--- begin DATA PROVIDED ---

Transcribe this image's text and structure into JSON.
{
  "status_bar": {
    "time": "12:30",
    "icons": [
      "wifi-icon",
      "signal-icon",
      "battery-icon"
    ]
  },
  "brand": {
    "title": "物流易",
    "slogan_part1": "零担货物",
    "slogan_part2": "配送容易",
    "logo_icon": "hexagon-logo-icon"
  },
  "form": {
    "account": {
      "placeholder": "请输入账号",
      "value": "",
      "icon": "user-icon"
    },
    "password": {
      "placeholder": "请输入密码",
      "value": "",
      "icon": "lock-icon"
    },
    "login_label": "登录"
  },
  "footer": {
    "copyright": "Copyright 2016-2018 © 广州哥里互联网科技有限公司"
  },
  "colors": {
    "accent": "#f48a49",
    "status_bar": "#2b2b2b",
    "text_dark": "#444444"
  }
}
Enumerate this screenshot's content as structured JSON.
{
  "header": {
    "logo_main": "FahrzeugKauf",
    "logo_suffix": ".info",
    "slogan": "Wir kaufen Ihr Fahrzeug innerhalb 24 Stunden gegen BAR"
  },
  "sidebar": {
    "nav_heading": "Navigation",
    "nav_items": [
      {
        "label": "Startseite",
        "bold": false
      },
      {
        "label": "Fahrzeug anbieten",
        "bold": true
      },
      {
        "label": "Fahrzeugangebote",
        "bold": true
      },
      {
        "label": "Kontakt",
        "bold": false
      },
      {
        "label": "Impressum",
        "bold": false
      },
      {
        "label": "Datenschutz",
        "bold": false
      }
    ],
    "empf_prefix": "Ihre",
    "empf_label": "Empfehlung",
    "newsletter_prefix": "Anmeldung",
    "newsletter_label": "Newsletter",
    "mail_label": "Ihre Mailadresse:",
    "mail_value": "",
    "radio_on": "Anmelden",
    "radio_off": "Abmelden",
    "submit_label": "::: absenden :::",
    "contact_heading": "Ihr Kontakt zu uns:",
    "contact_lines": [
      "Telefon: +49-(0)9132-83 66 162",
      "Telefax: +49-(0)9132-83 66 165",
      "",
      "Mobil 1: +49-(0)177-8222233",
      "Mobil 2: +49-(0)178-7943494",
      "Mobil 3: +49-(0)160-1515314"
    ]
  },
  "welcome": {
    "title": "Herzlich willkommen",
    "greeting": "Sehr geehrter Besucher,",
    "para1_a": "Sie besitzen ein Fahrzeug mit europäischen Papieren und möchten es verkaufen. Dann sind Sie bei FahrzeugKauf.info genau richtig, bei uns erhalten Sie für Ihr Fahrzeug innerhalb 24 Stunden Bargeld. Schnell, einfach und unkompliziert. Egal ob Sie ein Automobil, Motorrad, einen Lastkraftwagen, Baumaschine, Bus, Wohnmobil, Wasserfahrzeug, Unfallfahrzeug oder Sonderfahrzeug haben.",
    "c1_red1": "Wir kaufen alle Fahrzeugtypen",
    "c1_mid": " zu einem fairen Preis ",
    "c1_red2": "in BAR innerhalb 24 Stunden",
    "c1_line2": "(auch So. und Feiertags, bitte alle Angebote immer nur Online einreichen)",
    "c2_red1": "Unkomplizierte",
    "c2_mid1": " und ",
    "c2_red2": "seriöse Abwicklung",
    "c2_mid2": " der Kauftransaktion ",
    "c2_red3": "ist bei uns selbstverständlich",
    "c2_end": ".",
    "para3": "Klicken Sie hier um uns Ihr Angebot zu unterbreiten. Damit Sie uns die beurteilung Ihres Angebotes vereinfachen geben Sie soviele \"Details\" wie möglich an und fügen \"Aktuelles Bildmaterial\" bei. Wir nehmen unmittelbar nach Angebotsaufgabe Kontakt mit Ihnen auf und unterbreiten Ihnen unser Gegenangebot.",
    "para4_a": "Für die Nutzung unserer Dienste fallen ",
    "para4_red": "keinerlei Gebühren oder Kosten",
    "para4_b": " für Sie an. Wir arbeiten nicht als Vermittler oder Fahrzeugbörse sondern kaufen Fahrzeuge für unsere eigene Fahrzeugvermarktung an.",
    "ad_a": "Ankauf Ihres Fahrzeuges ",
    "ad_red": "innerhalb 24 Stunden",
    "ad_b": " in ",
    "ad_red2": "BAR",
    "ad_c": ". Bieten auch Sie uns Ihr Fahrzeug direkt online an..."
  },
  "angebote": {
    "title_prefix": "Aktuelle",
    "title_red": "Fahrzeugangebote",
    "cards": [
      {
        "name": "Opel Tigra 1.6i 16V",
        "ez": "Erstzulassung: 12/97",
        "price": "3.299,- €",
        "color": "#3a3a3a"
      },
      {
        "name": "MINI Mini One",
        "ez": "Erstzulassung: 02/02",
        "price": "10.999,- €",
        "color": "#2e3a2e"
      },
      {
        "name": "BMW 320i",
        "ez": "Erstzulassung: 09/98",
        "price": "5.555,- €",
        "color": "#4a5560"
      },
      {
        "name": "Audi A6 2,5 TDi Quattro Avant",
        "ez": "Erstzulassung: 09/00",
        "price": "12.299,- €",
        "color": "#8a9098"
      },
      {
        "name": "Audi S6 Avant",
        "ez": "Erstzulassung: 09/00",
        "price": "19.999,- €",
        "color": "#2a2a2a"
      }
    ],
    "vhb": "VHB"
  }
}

--- end DATA PROVIDED ---
--- begin DATA PROVIDED ---

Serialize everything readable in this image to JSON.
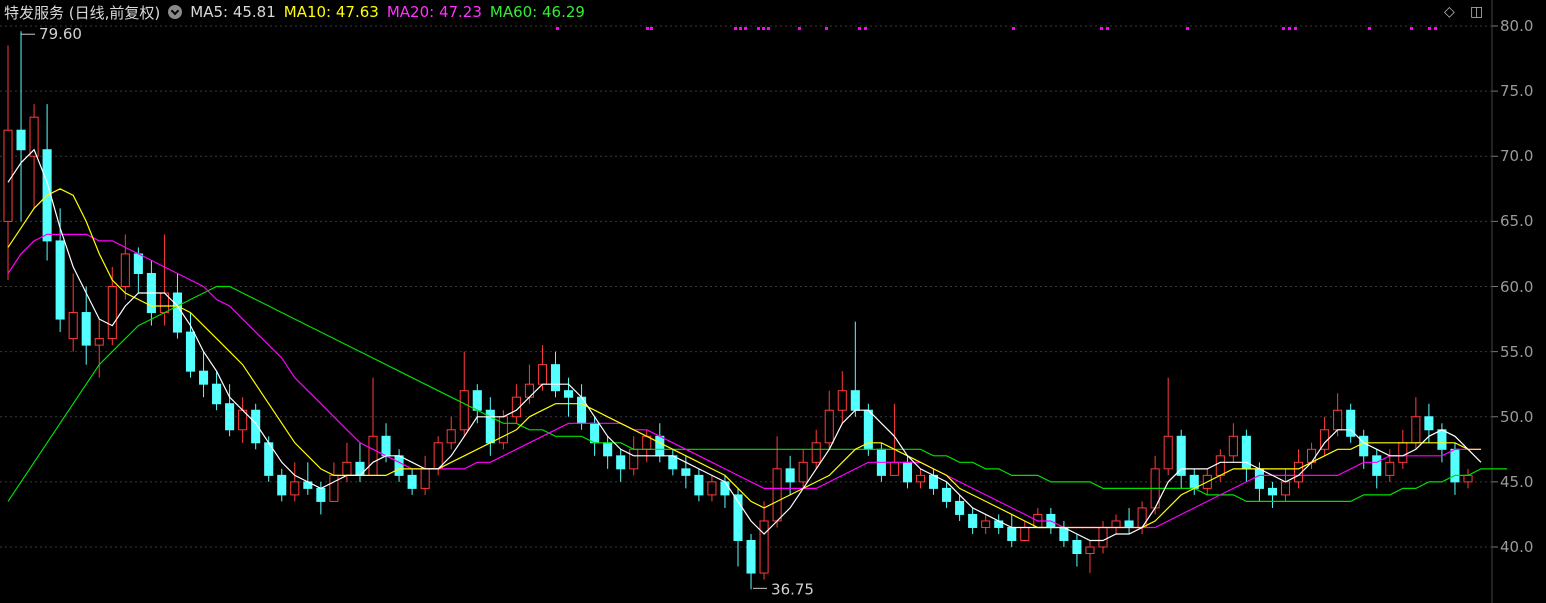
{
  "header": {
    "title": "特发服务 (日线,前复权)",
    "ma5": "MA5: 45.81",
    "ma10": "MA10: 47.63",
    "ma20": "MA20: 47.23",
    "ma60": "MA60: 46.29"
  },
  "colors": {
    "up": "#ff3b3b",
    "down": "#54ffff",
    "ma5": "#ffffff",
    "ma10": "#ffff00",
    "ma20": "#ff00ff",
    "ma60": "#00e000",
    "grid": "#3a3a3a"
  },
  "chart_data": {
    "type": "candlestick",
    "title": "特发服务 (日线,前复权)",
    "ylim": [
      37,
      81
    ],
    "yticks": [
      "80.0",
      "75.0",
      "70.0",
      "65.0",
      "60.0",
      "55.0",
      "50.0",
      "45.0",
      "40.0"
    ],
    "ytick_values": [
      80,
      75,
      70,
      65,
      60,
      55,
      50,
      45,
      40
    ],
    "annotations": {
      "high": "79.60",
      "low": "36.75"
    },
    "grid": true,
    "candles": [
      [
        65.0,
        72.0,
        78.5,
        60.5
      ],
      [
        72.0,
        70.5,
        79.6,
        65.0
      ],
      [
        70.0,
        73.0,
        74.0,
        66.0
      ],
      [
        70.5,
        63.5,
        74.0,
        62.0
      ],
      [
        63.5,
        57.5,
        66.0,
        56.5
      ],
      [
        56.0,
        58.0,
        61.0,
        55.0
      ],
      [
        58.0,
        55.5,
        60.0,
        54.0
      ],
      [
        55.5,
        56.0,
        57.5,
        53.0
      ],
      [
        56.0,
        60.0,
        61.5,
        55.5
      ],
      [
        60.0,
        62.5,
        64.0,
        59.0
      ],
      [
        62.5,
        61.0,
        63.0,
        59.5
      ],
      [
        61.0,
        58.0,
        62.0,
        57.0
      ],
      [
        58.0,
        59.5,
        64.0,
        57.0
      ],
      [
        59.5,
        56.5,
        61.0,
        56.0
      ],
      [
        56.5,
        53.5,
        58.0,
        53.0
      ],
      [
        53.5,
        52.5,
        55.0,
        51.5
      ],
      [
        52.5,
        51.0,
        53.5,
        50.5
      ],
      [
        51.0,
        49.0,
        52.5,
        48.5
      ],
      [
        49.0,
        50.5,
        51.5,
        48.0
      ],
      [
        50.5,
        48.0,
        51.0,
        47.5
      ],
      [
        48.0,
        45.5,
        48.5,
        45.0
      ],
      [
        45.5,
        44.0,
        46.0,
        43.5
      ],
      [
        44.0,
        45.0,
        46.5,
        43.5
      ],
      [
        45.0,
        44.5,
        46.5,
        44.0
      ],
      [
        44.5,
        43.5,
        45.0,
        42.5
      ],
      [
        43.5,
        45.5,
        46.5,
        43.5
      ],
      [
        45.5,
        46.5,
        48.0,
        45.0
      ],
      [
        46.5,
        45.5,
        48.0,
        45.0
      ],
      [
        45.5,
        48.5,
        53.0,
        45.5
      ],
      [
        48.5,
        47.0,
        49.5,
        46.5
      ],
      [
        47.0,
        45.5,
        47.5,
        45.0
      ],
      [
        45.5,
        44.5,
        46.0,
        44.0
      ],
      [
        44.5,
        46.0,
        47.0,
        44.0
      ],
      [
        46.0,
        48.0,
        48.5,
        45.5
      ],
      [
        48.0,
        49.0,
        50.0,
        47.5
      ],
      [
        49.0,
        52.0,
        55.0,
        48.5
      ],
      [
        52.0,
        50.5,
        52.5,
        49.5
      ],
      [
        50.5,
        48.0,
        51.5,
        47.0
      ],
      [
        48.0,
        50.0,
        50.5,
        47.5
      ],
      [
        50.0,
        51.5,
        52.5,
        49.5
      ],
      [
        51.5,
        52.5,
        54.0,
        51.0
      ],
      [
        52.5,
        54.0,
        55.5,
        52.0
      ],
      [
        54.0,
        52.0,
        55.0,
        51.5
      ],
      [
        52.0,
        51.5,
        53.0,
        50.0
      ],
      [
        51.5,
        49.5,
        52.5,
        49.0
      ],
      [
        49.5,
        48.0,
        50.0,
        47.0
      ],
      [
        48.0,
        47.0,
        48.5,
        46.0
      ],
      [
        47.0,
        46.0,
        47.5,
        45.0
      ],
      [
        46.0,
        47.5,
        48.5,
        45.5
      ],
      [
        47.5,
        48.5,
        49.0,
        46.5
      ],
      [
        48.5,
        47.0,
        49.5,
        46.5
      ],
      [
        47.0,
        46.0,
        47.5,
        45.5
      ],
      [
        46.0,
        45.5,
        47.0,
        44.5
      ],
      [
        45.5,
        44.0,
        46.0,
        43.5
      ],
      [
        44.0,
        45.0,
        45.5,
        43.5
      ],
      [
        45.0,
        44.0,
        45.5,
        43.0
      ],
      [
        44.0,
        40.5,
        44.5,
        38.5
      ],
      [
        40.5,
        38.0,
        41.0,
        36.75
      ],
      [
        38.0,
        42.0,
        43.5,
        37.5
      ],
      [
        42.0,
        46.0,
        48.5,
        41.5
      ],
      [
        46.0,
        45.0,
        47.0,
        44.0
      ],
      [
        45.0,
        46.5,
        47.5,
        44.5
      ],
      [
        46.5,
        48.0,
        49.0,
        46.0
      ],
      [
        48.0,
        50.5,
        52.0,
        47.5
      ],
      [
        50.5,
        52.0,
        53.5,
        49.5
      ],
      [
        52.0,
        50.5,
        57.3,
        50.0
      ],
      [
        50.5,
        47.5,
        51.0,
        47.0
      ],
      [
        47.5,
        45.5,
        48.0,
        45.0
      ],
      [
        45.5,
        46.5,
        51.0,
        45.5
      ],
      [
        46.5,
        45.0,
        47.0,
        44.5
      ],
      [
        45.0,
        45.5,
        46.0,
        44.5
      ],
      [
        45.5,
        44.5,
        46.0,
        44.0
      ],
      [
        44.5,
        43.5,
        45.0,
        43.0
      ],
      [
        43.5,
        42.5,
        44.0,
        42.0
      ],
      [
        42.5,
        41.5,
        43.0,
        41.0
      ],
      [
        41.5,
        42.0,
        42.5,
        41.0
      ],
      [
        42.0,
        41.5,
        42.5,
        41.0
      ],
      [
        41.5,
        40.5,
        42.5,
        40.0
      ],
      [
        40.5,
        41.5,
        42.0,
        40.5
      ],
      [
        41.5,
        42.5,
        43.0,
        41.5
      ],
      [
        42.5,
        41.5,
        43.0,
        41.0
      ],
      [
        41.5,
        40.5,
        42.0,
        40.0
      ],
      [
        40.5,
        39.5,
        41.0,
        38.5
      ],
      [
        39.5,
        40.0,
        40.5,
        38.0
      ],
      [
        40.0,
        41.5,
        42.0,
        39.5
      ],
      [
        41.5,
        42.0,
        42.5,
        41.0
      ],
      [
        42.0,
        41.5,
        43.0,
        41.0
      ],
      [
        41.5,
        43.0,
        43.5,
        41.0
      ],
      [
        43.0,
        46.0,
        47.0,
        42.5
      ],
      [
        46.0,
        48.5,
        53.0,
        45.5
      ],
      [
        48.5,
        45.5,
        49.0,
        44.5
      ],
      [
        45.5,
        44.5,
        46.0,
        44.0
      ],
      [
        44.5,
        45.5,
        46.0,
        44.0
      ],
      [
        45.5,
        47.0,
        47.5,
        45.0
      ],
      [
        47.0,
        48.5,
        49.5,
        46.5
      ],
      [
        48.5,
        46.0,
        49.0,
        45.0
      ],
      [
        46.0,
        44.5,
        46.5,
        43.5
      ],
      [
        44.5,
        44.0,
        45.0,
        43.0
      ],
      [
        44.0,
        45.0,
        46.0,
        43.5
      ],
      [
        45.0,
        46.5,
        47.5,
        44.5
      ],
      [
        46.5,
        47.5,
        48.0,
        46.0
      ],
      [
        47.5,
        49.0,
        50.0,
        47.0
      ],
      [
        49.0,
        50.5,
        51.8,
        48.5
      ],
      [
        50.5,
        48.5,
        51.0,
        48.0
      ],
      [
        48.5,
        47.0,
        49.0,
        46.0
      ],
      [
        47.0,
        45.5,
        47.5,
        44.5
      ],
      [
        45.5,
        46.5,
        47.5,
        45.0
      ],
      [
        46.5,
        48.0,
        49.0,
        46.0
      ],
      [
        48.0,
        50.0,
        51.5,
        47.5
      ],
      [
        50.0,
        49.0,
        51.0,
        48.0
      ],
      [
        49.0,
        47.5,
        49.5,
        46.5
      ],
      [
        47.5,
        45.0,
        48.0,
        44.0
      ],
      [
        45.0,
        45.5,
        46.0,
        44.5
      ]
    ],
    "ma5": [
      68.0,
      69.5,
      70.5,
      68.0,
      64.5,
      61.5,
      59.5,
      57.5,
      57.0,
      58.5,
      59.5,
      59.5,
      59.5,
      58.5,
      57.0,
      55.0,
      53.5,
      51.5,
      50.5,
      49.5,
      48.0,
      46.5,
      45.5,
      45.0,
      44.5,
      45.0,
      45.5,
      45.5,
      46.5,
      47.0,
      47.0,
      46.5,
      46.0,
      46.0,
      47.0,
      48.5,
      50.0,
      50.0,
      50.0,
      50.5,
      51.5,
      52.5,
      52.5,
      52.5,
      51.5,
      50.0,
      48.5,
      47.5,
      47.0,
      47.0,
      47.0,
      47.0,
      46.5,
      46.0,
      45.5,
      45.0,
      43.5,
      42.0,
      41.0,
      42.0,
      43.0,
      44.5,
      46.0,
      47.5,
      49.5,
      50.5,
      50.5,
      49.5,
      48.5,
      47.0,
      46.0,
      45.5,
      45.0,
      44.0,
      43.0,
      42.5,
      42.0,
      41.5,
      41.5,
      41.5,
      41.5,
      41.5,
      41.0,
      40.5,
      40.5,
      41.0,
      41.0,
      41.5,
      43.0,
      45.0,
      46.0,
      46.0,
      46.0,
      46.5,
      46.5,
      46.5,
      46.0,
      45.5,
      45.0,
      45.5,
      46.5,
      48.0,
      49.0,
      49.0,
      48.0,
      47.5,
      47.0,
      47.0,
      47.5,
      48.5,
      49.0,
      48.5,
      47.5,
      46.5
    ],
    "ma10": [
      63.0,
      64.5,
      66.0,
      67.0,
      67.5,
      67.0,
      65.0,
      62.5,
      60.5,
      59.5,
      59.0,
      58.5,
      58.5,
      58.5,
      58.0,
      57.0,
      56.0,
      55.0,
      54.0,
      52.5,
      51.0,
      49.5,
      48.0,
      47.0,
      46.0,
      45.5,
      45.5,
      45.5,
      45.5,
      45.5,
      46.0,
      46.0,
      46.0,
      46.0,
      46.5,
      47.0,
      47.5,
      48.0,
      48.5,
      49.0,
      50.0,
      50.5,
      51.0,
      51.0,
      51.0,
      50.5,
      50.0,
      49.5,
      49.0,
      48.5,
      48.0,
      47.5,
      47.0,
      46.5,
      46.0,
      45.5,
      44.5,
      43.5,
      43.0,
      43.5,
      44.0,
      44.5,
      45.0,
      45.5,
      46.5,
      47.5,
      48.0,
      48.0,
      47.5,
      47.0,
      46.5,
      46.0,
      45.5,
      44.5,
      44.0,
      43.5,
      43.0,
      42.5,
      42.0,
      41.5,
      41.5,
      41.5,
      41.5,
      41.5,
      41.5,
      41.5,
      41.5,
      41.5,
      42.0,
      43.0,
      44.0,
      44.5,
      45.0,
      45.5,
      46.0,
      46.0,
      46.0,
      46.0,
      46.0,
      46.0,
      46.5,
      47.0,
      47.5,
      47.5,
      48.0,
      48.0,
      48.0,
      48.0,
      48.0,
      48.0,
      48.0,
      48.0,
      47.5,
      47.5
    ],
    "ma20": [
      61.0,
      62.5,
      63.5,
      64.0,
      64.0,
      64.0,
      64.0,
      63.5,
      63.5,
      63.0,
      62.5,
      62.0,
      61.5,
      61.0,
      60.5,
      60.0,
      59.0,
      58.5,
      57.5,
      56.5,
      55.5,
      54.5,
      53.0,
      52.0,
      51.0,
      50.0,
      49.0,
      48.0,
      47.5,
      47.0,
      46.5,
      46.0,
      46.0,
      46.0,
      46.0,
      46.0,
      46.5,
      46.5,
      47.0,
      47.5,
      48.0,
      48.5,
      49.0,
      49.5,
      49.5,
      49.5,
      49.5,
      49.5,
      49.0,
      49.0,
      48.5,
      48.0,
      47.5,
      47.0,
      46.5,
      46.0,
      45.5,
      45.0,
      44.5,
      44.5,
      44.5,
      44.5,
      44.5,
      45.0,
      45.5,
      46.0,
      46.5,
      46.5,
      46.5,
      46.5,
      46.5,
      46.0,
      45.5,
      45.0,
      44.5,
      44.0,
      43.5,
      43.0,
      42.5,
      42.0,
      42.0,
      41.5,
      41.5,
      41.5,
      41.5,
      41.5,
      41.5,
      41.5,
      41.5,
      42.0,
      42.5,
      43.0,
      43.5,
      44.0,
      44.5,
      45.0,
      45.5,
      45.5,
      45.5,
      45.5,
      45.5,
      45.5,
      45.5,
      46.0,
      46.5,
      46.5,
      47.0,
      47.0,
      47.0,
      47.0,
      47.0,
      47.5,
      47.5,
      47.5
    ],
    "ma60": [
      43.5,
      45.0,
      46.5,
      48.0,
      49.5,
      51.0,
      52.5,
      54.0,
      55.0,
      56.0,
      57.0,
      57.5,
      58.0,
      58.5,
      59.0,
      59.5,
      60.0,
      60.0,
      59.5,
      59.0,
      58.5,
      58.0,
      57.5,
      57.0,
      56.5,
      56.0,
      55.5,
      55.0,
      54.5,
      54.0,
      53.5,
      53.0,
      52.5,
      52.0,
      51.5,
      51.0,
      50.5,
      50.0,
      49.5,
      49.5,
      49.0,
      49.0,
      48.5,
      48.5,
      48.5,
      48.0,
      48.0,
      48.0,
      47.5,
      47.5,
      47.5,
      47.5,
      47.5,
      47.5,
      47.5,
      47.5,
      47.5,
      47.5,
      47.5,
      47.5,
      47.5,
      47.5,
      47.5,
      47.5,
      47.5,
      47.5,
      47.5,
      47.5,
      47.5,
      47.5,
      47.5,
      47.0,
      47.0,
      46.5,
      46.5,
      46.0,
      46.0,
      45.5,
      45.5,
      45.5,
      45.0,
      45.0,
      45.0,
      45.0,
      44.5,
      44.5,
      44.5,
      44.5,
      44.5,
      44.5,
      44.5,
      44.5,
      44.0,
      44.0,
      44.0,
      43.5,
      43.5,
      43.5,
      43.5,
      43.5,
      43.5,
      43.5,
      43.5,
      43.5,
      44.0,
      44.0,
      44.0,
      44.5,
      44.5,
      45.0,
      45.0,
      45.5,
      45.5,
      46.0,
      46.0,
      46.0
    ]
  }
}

--- end DATA PROVIDED ---
--- begin DATA PROVIDED ---

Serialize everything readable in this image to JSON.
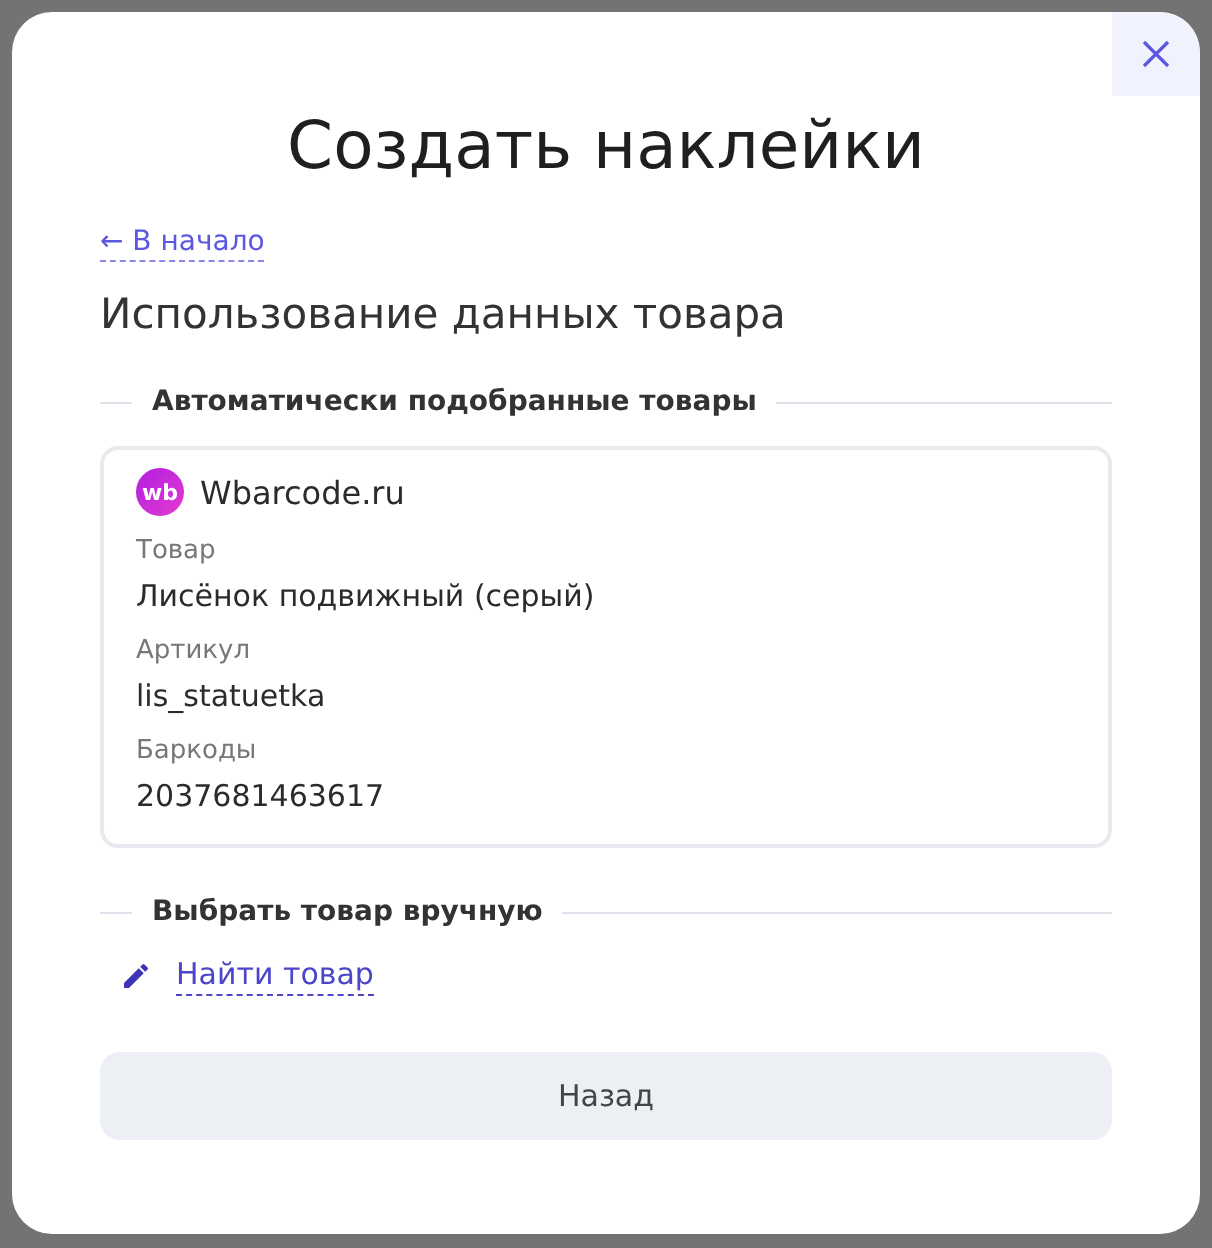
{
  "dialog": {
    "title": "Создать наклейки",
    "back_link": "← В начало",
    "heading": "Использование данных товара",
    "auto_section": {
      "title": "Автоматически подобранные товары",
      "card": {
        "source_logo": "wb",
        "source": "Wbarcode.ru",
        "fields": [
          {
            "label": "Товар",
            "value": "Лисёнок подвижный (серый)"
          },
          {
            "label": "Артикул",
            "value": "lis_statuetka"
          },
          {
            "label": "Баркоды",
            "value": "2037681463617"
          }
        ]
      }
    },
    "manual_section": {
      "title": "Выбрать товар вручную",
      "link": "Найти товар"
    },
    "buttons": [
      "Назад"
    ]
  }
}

--- end DATA PROVIDED ---

▶ REQUIRED WORK: Report each line in the data that holds the word "FahrzeugKauf".

▶ ANSWER TO THIS PROBLEM:
    "logo_main": "FahrzeugKauf",
    "para1_a": "Sie besitzen ein Fahrzeug mit europäischen Papieren und möchten es verkaufen. Dann sind Sie bei FahrzeugKauf.info genau richtig, bei uns erhalten Sie für Ihr Fahrzeug innerhalb 24 Stunden Bargeld. Schnell, einfach und unkompliziert. Egal ob Sie ein Automobil, Motorrad, einen Lastkraftwagen, Baumaschine, Bus, Wohnmobil, Wasserfahrzeug, Unfallfahrzeug oder Sonderfahrzeug haben.",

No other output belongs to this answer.